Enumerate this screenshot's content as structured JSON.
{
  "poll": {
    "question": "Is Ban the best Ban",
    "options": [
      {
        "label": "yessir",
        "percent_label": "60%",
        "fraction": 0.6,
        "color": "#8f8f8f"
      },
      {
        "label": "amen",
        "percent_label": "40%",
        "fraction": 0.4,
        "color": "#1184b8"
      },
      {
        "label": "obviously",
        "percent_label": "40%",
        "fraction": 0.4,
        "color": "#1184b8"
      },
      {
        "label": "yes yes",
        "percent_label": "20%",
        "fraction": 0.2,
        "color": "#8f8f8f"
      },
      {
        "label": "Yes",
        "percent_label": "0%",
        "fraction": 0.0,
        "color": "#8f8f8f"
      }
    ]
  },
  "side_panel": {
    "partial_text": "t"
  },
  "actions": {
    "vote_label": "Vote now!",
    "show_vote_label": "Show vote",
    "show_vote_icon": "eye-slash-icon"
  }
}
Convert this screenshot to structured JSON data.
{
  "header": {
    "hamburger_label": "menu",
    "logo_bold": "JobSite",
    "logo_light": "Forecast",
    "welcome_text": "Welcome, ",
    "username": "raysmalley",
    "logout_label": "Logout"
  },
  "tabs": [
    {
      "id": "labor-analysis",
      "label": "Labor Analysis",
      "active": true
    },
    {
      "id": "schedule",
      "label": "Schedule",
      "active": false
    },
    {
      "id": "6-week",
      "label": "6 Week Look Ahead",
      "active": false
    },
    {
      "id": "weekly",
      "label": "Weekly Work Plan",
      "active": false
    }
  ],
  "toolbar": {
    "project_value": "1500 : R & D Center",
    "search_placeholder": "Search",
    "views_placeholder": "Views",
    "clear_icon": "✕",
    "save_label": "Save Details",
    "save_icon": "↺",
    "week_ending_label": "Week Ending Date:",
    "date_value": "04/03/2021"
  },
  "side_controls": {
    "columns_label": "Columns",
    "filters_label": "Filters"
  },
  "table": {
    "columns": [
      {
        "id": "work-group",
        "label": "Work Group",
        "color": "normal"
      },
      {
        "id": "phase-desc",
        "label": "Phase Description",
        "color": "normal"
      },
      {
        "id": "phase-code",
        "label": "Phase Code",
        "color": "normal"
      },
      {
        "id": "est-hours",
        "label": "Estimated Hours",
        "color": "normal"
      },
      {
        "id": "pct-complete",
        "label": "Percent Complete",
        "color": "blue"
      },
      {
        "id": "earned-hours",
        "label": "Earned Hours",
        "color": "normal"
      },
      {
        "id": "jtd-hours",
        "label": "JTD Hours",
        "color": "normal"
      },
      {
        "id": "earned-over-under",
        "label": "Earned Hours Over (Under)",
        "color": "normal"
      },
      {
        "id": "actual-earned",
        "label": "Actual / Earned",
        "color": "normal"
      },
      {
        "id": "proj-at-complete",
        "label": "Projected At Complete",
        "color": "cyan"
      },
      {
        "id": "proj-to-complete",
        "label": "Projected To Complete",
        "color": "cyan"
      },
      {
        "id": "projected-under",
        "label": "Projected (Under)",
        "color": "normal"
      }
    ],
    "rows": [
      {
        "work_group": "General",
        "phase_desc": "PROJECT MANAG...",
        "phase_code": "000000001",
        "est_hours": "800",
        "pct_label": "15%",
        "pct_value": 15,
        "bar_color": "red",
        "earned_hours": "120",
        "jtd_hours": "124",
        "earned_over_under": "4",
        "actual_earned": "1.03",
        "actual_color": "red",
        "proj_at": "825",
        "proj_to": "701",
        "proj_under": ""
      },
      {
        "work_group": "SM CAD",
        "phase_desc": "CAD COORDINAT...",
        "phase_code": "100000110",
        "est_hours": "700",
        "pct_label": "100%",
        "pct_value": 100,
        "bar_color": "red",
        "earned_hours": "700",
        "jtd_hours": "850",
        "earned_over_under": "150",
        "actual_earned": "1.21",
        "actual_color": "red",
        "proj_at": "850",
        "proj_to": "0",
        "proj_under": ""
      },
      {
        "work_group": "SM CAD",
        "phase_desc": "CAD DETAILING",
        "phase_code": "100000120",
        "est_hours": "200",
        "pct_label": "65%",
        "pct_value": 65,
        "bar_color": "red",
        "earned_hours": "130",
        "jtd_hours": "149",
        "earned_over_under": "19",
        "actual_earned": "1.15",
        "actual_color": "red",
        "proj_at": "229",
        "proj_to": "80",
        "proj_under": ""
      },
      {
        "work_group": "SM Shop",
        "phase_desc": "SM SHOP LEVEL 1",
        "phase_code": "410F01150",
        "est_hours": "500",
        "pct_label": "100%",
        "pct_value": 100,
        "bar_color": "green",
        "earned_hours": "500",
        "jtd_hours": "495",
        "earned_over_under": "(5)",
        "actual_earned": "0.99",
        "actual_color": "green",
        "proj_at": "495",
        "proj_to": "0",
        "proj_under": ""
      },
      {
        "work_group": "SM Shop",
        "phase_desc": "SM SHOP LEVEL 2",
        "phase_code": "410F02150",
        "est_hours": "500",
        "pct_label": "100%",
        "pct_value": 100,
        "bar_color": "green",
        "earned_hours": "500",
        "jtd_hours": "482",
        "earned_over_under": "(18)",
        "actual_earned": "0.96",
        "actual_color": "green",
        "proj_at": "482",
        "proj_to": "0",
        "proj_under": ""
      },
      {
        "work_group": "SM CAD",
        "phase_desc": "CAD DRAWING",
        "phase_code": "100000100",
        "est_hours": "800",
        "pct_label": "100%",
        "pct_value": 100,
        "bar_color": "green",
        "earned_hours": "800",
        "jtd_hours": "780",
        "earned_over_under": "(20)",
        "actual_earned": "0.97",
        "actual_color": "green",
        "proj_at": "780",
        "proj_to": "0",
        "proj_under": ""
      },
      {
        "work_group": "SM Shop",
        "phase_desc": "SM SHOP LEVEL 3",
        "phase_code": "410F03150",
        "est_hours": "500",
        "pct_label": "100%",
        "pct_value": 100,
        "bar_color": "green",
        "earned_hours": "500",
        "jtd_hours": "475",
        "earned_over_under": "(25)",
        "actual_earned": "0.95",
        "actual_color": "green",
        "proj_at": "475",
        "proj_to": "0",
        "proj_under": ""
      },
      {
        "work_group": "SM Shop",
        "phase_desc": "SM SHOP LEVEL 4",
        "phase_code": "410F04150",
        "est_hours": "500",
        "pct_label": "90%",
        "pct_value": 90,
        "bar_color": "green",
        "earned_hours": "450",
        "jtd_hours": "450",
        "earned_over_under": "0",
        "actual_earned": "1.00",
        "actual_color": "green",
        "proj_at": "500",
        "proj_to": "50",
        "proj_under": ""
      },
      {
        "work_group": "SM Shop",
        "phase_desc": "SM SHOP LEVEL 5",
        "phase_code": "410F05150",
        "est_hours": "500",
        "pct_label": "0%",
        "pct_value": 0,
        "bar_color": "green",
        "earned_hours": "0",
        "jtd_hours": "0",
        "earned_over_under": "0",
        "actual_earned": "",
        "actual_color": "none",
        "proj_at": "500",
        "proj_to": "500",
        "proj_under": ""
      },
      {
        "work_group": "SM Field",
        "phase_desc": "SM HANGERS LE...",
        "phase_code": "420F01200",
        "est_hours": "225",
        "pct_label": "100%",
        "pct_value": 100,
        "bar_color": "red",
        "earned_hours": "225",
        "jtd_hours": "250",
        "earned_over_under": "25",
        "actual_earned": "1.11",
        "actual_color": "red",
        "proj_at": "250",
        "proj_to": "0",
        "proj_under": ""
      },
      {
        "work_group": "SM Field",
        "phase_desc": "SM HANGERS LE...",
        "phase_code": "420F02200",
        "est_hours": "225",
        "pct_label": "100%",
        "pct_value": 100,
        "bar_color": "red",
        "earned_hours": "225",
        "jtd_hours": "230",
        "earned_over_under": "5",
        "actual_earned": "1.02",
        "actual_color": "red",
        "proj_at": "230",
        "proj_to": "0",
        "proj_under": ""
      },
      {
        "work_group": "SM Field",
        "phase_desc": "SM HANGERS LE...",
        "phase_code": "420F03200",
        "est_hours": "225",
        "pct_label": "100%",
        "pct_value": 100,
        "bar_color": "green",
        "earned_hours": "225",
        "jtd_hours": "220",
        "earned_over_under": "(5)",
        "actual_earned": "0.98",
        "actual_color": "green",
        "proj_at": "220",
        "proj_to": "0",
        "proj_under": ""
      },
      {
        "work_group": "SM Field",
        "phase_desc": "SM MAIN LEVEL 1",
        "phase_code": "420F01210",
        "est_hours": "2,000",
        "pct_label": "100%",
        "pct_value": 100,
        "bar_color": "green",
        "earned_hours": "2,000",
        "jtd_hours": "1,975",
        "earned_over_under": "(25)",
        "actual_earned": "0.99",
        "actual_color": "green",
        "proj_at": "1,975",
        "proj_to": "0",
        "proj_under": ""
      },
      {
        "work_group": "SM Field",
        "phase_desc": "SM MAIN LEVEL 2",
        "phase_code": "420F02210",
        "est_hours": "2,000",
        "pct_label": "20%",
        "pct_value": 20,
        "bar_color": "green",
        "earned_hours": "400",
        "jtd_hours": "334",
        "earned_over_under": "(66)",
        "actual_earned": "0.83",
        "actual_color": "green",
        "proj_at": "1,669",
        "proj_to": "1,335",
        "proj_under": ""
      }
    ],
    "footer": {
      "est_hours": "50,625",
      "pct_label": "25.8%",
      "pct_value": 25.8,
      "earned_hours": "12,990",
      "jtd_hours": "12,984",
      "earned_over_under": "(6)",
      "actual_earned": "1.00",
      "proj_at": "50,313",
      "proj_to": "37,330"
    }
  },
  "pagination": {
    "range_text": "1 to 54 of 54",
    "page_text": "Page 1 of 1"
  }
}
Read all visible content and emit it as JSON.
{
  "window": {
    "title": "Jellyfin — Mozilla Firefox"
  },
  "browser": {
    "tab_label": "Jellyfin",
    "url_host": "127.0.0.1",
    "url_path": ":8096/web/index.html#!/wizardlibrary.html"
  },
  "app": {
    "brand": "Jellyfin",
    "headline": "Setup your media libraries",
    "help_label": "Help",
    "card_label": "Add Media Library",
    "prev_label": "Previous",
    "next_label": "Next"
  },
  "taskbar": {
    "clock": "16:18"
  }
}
= = =
- What you will do -
What is the number of lines in the data holding the word "content"? Reply with that number only.

- Finished exercise -
2